I would love to pour a concrete slab but unfortunately there is only one access route to the backyard and it is barely 2' wide so even wheelbarrowing concrete back there would be difficult. And using a pumping truck w/ crane would definitely blow the budget. However this project has been pushed to the fall so we'll see what the budget looks like then.
The main purpose of the building is for outdoor equipment storage as well as bikes and some patio furniture. So the heaviest thing in there will be a pushmower. But you never know what it may be used for in the future so I'd rather err on the strong side.


----------



## GBrackins (Apr 26, 2012)

GeauxCajuns82 said:


> Let me clear a few things up:
> 
> By "runner" I mean the four 2x8x16's
> By "lateral" I mean the 2x6x6's
> The main purpose of the building is for outdoor equipment storage as well as bikes and some patio furniture. So the heaviest thing in there will be a pushmower. But you never know what it may be used for in the future so I'd rather err on the strong side.


I would recommend (2)2x12 for your runners, the center runner support 1/2" of the floor load of your shed.

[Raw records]

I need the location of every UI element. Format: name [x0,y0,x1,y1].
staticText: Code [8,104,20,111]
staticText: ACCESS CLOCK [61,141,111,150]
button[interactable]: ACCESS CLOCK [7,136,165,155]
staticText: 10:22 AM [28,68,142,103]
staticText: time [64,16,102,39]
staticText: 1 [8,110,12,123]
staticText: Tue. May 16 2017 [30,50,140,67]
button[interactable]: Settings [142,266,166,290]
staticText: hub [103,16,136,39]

**Work instructions:**
(a) Answer these questions using the shed discussion:
(i) How wide is the only access route to the backyard?
(ii) What will be the heaviest item kept in the building?
(iii) What does GBrackins recommend for the runners?
(b) List every lumber size that appears in the shed discussion.
(c) Continue the shed discussion from the point where it stops.
The data were taken from a source unrelated to the shed discussion.

**Expected results:**
(a)
(i) Barely 2' wide.
(ii) A pushmower.
(iii) (2)2x12.

(b)
2x8x16
2x6x6
2x12

(c)
the outer runners (under the load bearing walls) support the weight of the wall plus 1/2 the weight of the roof, and 1/4 the floor load

your laterals can be 2x6 at 16" o.c., but I'd recommend 2x8 at 16" o.c., the taller the better as that will provide you with less bounce or vibration

The live load I used is more than what would be required for your living room.

Good luck! :thumbsup:


----------



## stadry (Jun 20, 2009)

funny thing about sheds & garages,,, IF you have the space, you'll fill it :laughing: the corrolary is whatever you use to fill it will always weigh more than you thought :thumbsup: MUCH easier to build it stout now rather'n later when you notice sagging floors :laughing:


----------



## jagans (Oct 21, 2012)

How about renting a couple of motorized Georgia Buggy's? You could pour a monolithic slab down where you are.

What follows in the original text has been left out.